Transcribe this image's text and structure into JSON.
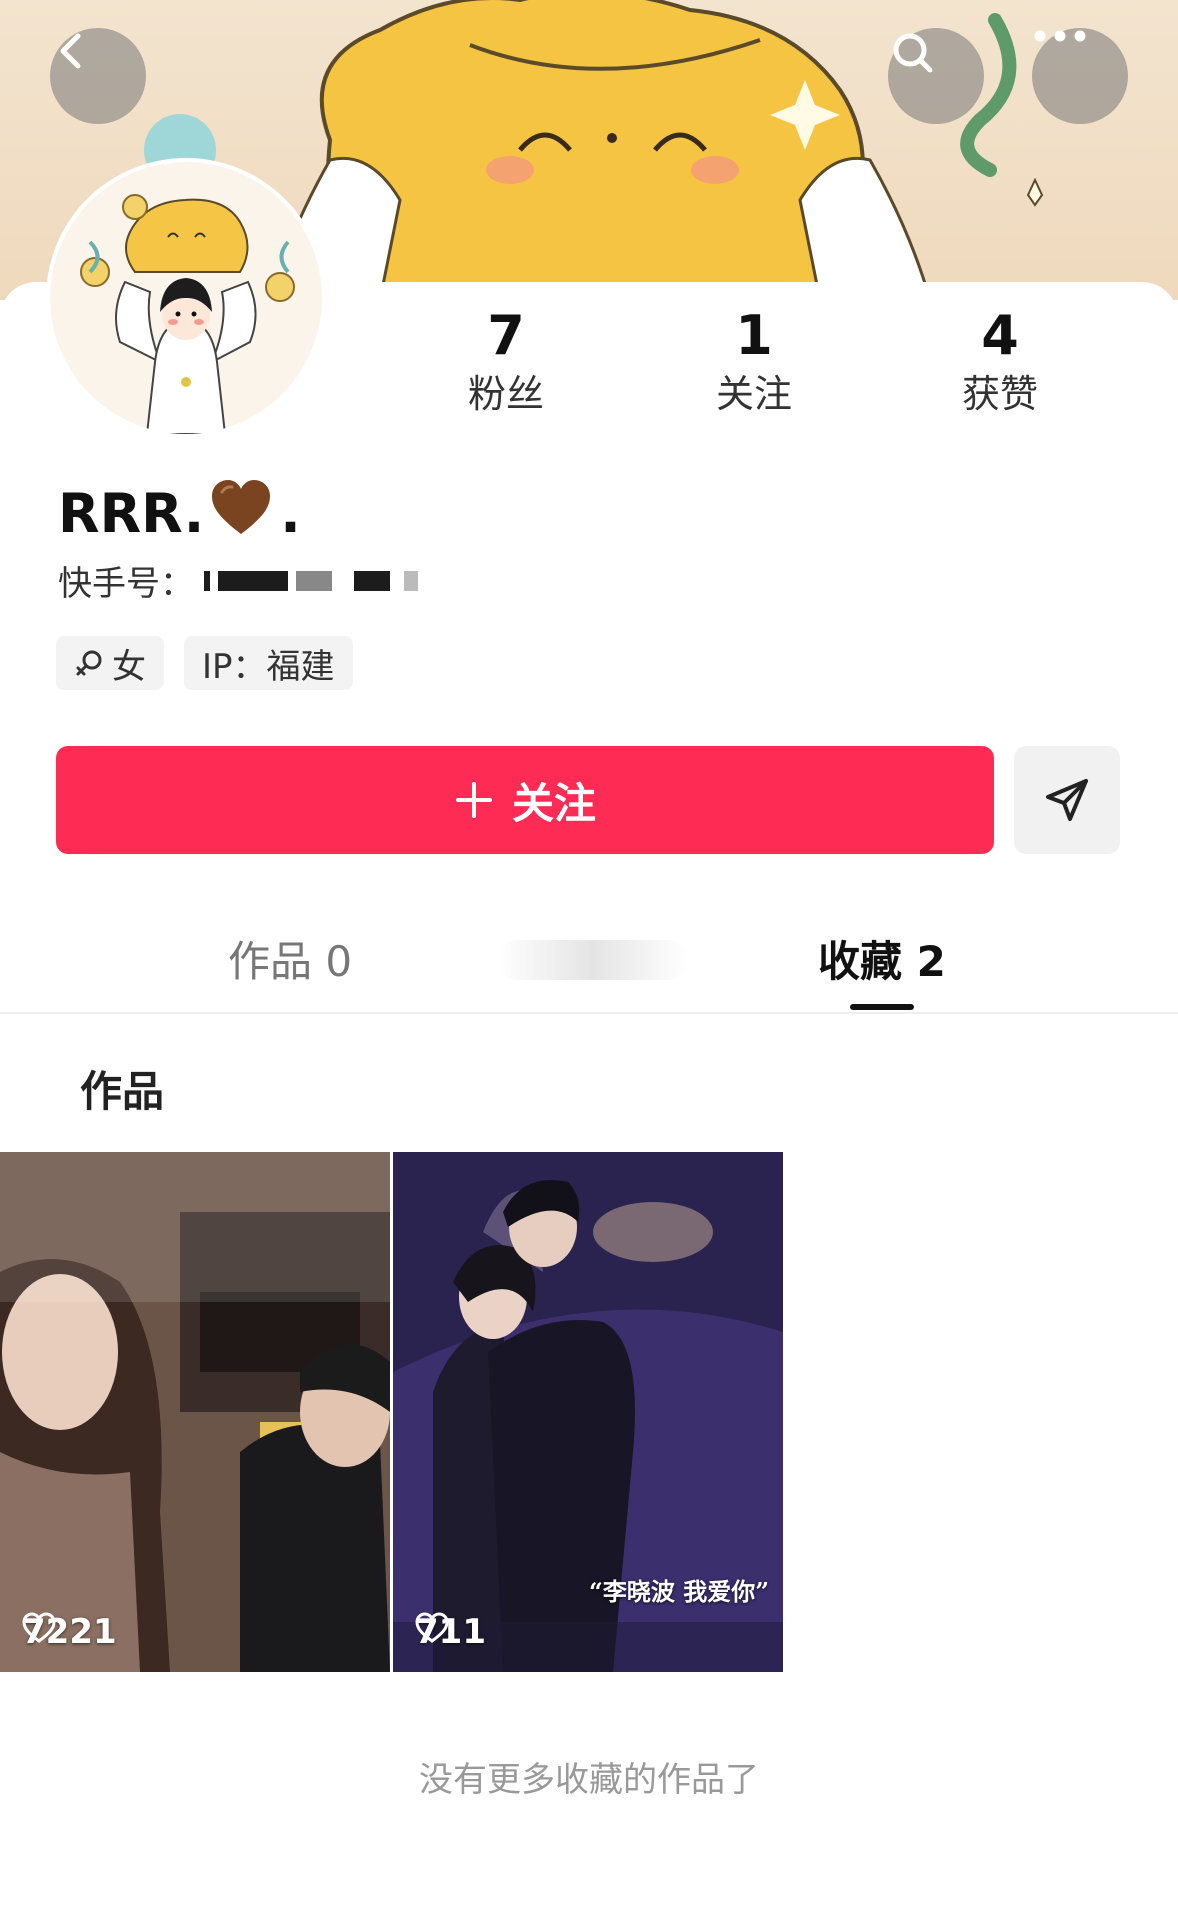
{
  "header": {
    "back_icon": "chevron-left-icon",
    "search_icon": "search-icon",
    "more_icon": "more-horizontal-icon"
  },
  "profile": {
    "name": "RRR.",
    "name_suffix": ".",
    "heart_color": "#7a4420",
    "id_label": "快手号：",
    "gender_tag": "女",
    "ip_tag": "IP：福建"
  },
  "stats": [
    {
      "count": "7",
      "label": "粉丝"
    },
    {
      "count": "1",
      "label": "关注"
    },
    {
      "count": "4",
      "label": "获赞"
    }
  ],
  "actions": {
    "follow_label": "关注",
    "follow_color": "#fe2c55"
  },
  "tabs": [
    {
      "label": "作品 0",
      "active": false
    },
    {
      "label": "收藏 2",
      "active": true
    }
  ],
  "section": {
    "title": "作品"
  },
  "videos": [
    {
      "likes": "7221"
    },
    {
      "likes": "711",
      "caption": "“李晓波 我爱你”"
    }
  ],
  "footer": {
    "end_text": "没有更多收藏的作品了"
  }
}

━━━━━━

STATED EXERCISE » Write out the whole listing exactly, and drop the pictures.

REPLY »
Transcribe this image's text and structure into JSON.
{
  "header": {
    "back_icon": "chevron-left-icon",
    "search_icon": "search-icon",
    "more_icon": "more-horizontal-icon"
  },
  "profile": {
    "name": "RRR.",
    "name_suffix": ".",
    "heart_color": "#7a4420",
    "id_label": "快手号：",
    "gender_tag": "女",
    "ip_tag": "IP：福建"
  },
  "stats": [
    {
      "count": "7",
      "label": "粉丝"
    },
    {
      "count": "1",
      "label": "关注"
    },
    {
      "count": "4",
      "label": "获赞"
    }
  ],
  "actions": {
    "follow_label": "关注",
    "follow_color": "#fe2c55"
  },
  "tabs": [
    {
      "label": "作品 0",
      "active": false
    },
    {
      "label": "收藏 2",
      "active": true
    }
  ],
  "section": {
    "title": "作品"
  },
  "videos": [
    {
      "likes": "7221"
    },
    {
      "likes": "711",
      "caption": "“李晓波 我爱你”"
    }
  ],
  "footer": {
    "end_text": "没有更多收藏的作品了"
  }
}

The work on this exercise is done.